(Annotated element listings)
• • • • •

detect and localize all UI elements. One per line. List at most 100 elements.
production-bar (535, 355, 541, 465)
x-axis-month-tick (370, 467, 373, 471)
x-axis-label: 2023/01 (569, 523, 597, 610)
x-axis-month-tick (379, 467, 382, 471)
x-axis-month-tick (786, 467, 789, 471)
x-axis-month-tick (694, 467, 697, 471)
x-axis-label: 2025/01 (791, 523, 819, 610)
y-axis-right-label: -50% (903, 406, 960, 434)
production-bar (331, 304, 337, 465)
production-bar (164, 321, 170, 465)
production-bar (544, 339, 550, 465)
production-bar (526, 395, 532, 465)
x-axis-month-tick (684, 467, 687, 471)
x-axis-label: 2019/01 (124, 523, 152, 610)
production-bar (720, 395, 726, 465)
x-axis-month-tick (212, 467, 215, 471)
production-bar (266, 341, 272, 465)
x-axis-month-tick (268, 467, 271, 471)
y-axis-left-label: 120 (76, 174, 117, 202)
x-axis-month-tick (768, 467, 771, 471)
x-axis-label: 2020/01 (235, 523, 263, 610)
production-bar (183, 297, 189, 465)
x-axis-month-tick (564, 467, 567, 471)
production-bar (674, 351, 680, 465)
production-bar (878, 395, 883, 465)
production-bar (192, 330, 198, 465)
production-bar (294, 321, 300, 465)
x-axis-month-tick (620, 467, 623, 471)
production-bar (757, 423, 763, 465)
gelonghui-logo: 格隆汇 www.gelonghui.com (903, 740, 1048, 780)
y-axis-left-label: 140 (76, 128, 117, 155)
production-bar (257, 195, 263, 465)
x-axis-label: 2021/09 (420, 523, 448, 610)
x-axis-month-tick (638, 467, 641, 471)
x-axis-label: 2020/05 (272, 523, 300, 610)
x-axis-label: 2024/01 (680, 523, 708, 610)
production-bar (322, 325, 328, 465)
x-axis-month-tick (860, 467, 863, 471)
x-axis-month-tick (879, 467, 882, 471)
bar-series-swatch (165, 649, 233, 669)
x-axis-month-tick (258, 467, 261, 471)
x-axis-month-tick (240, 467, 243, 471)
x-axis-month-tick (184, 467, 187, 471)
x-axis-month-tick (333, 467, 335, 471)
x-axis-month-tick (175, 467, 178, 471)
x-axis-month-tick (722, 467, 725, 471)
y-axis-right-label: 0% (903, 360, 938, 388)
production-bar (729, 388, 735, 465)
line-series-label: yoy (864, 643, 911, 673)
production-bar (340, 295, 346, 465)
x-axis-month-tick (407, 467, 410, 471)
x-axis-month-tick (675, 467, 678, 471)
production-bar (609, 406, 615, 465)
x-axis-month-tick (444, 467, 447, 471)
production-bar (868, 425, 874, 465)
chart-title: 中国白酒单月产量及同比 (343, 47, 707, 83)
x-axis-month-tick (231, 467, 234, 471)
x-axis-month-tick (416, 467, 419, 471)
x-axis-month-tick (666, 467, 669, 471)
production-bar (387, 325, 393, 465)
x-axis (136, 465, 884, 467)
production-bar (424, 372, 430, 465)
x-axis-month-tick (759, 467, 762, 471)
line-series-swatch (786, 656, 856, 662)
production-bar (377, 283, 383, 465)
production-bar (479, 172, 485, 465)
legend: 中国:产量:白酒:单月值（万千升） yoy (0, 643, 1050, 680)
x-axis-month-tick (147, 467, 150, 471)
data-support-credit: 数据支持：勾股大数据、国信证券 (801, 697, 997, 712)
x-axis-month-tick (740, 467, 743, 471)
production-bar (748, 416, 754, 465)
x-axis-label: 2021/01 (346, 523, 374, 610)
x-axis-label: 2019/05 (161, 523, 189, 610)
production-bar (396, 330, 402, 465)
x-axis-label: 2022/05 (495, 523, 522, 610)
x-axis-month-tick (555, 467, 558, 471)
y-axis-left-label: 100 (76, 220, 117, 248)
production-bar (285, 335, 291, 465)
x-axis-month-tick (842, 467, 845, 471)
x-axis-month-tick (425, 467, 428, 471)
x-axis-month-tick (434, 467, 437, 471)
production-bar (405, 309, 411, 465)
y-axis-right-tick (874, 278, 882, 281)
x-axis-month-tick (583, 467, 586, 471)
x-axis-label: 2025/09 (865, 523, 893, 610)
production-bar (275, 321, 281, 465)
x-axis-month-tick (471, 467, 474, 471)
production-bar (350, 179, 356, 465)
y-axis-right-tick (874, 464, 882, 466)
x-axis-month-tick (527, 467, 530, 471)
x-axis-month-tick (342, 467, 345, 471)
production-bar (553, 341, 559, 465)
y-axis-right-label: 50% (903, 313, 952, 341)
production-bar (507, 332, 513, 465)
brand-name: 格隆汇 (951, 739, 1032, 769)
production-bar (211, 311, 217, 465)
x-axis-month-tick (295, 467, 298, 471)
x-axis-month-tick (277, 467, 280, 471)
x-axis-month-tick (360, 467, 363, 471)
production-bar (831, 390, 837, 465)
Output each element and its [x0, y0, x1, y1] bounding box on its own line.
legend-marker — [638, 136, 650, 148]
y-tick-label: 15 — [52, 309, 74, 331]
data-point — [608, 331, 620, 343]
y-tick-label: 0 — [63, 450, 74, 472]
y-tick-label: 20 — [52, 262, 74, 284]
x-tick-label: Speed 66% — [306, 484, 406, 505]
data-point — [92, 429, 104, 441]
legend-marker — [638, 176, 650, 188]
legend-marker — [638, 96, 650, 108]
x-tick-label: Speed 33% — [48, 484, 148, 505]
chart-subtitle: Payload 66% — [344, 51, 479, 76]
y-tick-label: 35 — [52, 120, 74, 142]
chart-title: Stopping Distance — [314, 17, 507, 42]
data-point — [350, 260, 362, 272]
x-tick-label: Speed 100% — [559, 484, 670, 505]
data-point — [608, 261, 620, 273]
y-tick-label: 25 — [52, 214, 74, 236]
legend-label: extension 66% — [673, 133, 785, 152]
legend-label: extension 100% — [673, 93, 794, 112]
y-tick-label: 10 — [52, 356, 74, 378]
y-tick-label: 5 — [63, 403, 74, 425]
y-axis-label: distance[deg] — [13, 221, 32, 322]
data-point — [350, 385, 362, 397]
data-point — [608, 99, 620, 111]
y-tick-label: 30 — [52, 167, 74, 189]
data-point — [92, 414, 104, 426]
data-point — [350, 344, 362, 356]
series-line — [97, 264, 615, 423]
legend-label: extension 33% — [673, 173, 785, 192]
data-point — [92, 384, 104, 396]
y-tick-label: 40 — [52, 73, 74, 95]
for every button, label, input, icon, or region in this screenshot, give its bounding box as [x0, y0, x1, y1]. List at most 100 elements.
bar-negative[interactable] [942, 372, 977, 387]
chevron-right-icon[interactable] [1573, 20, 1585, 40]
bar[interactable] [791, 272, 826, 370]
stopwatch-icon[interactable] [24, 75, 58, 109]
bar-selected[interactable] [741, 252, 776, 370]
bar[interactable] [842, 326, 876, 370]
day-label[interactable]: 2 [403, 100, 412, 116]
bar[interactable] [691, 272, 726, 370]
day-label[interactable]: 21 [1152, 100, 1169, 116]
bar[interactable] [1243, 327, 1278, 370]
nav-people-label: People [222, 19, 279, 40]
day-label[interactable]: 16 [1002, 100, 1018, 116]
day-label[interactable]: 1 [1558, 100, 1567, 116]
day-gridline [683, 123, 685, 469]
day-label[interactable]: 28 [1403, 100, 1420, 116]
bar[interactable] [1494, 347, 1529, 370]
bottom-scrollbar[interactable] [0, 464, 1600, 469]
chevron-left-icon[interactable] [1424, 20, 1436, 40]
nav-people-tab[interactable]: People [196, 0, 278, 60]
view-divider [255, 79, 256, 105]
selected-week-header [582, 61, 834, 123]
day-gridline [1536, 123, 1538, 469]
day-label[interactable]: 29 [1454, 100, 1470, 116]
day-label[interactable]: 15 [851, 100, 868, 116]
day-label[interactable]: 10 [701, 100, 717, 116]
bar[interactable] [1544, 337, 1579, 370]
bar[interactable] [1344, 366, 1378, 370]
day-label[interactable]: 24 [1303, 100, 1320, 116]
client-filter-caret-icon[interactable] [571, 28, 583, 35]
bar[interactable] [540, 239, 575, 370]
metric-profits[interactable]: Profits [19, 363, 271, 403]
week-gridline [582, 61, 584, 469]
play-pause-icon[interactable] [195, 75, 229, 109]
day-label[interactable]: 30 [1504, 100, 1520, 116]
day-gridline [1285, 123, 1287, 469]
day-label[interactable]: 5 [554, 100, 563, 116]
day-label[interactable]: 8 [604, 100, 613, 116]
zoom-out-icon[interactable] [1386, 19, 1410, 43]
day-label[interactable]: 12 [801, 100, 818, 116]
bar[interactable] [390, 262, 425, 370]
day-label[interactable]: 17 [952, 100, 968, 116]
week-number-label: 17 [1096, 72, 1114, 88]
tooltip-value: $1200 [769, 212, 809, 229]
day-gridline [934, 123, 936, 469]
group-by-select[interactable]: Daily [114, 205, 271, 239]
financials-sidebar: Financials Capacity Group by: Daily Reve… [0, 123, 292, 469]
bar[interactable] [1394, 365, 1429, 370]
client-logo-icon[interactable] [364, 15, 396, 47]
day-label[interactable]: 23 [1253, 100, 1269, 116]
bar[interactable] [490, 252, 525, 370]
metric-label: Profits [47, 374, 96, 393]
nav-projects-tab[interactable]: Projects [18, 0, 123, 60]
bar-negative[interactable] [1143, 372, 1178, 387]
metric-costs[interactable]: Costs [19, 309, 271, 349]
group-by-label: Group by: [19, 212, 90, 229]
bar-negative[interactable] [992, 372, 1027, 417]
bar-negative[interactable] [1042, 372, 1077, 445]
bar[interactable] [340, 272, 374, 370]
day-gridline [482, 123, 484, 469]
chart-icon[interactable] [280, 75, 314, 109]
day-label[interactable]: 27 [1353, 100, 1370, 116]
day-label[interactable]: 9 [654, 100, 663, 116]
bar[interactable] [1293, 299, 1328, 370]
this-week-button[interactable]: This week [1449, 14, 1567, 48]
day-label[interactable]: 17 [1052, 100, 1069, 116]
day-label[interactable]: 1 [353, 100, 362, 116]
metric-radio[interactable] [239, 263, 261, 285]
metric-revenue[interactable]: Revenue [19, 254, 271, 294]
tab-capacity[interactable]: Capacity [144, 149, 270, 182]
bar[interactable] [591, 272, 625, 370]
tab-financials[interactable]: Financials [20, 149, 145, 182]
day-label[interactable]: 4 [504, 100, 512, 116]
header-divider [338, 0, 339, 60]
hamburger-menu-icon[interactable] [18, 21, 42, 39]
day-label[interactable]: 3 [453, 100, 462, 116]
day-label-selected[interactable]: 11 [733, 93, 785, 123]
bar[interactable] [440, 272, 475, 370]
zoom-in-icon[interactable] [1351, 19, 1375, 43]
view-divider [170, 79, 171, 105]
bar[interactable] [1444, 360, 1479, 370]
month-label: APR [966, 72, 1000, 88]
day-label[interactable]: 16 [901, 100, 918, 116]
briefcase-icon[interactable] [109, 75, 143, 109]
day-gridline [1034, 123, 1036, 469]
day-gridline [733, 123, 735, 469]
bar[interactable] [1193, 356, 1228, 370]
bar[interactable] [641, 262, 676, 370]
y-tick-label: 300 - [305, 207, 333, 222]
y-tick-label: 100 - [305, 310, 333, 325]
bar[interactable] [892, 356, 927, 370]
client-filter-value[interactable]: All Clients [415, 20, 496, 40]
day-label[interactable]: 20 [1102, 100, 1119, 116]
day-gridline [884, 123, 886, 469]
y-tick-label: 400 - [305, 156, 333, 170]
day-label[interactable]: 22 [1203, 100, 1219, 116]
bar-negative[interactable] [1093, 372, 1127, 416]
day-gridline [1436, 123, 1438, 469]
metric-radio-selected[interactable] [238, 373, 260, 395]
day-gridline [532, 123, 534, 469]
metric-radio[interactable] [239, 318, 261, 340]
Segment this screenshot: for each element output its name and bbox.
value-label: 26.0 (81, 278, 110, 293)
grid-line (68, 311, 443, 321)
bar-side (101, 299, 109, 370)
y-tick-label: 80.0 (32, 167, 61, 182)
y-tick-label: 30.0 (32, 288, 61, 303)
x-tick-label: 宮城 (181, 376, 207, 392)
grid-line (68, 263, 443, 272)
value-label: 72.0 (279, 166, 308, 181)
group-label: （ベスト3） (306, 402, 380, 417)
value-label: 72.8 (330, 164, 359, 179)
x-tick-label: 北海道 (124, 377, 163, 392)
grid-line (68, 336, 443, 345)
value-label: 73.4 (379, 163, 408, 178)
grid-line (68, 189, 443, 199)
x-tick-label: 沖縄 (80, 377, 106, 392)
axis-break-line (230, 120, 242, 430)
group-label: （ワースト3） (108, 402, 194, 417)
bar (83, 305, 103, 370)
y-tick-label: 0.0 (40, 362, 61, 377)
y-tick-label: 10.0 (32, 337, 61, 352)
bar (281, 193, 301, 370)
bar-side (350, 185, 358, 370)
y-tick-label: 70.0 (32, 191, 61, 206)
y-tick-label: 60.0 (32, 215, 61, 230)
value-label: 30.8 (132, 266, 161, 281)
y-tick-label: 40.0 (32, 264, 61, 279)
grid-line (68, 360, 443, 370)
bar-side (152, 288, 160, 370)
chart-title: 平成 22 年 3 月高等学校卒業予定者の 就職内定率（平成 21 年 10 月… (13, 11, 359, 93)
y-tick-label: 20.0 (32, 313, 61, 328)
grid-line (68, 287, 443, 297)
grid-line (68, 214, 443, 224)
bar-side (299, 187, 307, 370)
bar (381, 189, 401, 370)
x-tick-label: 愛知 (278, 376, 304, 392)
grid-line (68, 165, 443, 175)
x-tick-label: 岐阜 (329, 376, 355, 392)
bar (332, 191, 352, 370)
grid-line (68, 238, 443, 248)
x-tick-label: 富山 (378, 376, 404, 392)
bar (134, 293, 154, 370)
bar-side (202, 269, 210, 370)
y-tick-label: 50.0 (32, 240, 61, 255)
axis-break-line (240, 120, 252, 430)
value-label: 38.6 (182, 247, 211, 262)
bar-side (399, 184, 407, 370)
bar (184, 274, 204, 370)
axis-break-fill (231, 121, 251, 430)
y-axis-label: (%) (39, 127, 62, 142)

• • • • •

▸ **Problem details**:
Locate each line in the items above that contains the string "chevron", and copy every such line.

▸ **Exercise answer**:
chevron-right-icon[interactable] [1573, 20, 1585, 40]
chevron-left-icon[interactable] [1424, 20, 1436, 40]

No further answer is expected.